====== GIVEN DATA ======

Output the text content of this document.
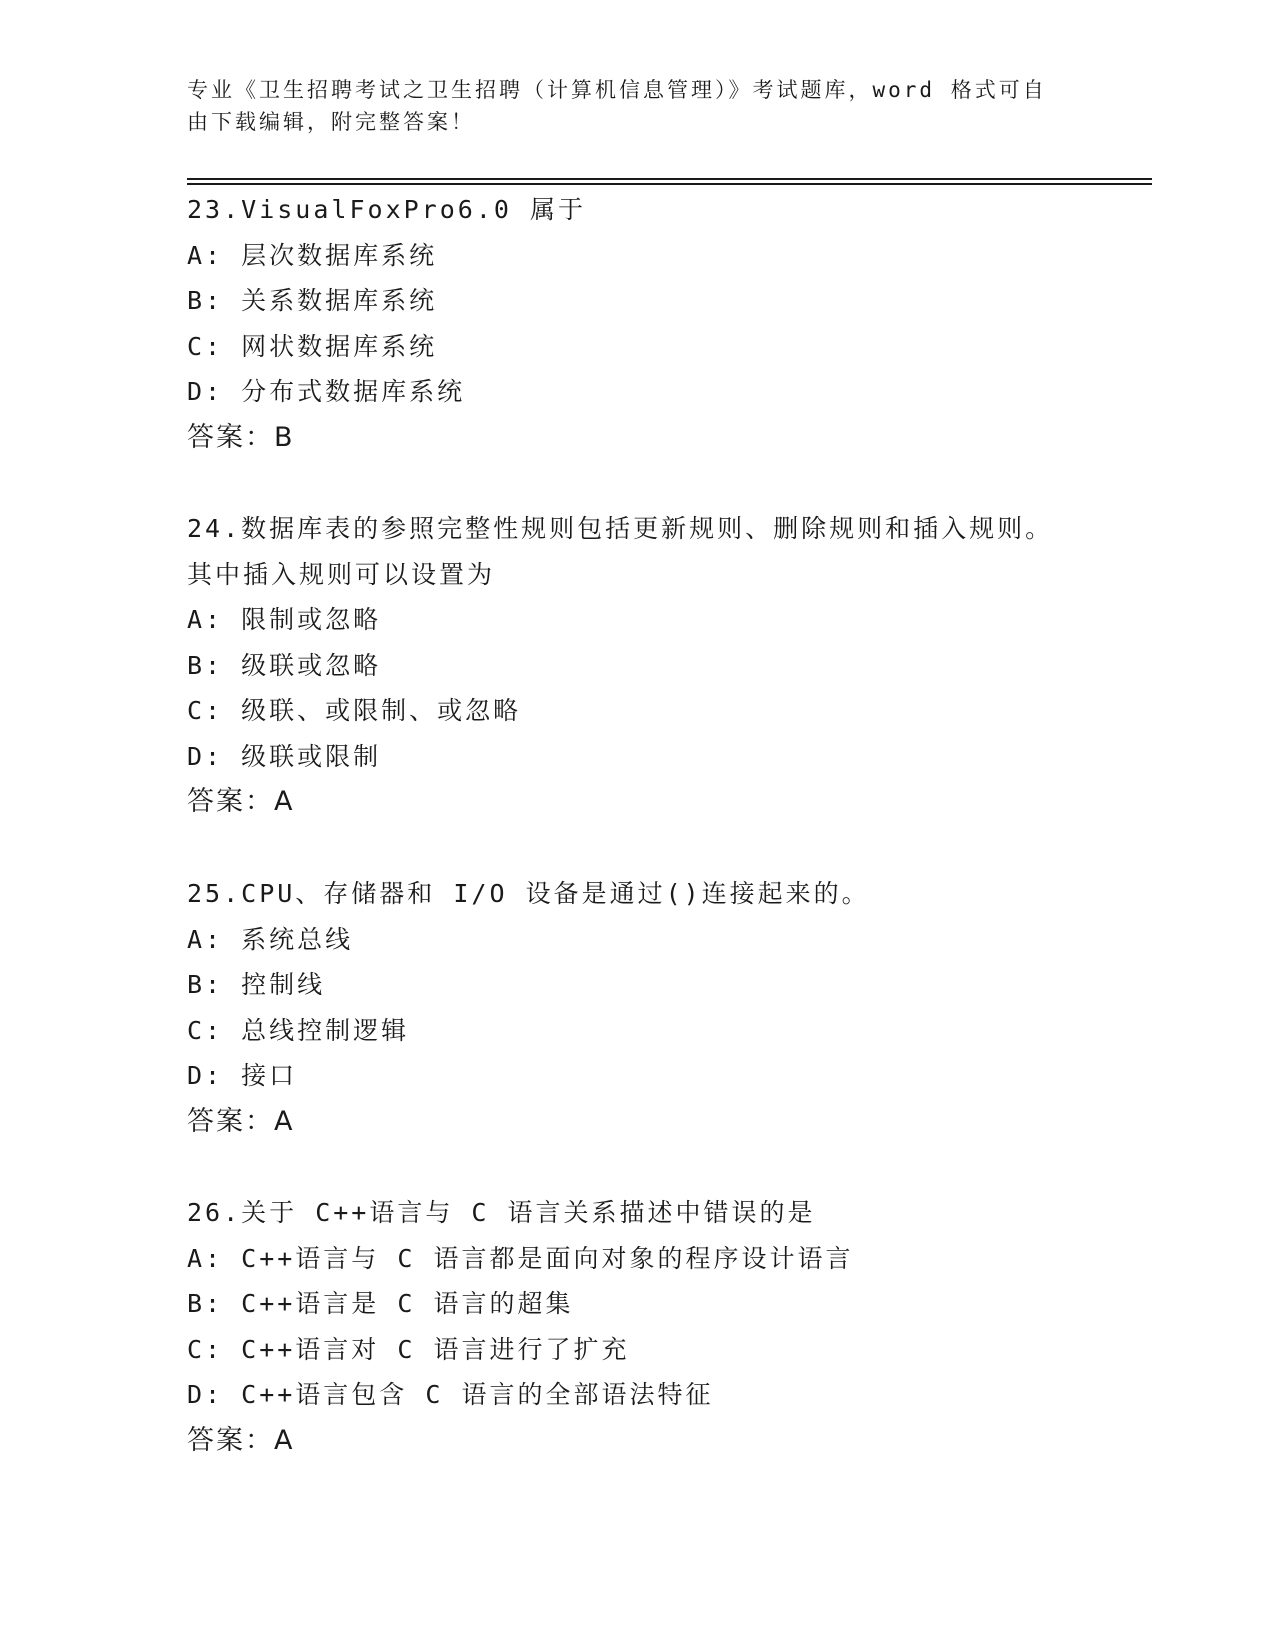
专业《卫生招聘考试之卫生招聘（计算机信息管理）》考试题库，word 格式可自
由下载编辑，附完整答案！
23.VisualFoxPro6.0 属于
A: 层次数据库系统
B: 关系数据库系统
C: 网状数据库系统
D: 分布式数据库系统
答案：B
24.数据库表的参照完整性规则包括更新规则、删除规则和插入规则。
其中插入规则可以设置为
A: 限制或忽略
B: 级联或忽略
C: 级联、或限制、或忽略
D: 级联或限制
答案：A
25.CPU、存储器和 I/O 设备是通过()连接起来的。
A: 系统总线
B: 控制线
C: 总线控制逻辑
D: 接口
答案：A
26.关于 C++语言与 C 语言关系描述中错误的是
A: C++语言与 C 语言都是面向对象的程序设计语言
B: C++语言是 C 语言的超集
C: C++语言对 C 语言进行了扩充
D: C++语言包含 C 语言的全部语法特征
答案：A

======
====== GIVEN DATA ======

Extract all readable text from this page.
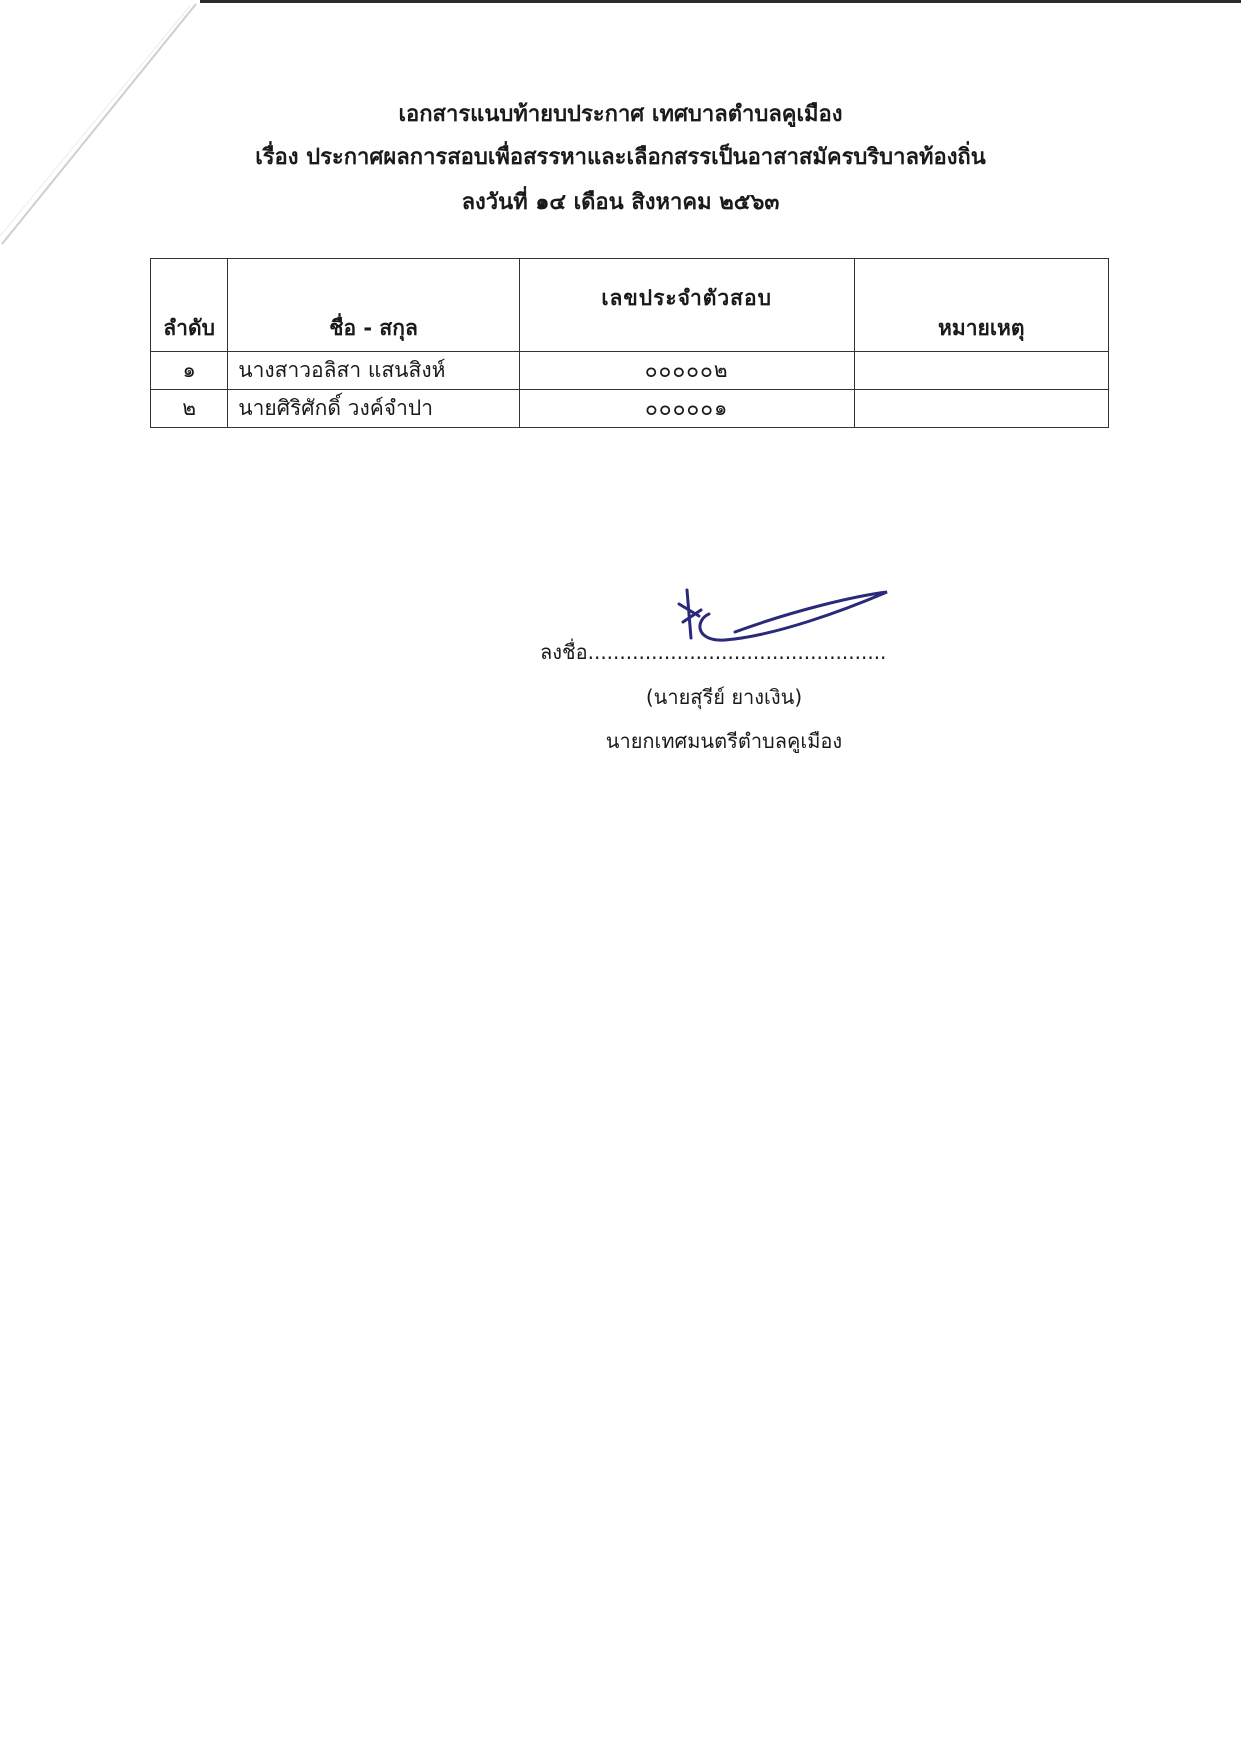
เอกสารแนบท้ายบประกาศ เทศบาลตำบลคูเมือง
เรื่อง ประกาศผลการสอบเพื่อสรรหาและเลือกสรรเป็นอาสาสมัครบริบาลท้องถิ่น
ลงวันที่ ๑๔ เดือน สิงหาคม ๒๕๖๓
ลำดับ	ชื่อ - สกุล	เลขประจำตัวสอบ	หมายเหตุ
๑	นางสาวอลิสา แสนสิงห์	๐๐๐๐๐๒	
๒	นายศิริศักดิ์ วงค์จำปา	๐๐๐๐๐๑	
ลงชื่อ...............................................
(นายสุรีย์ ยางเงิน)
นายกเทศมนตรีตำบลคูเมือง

======

● **GIVEN PROBLEM**: Identify every line holding the word "text" and copy it out.

● **RESPONSE TO THE TASK**:
Output the text content of this document.
Extract all readable text from this page.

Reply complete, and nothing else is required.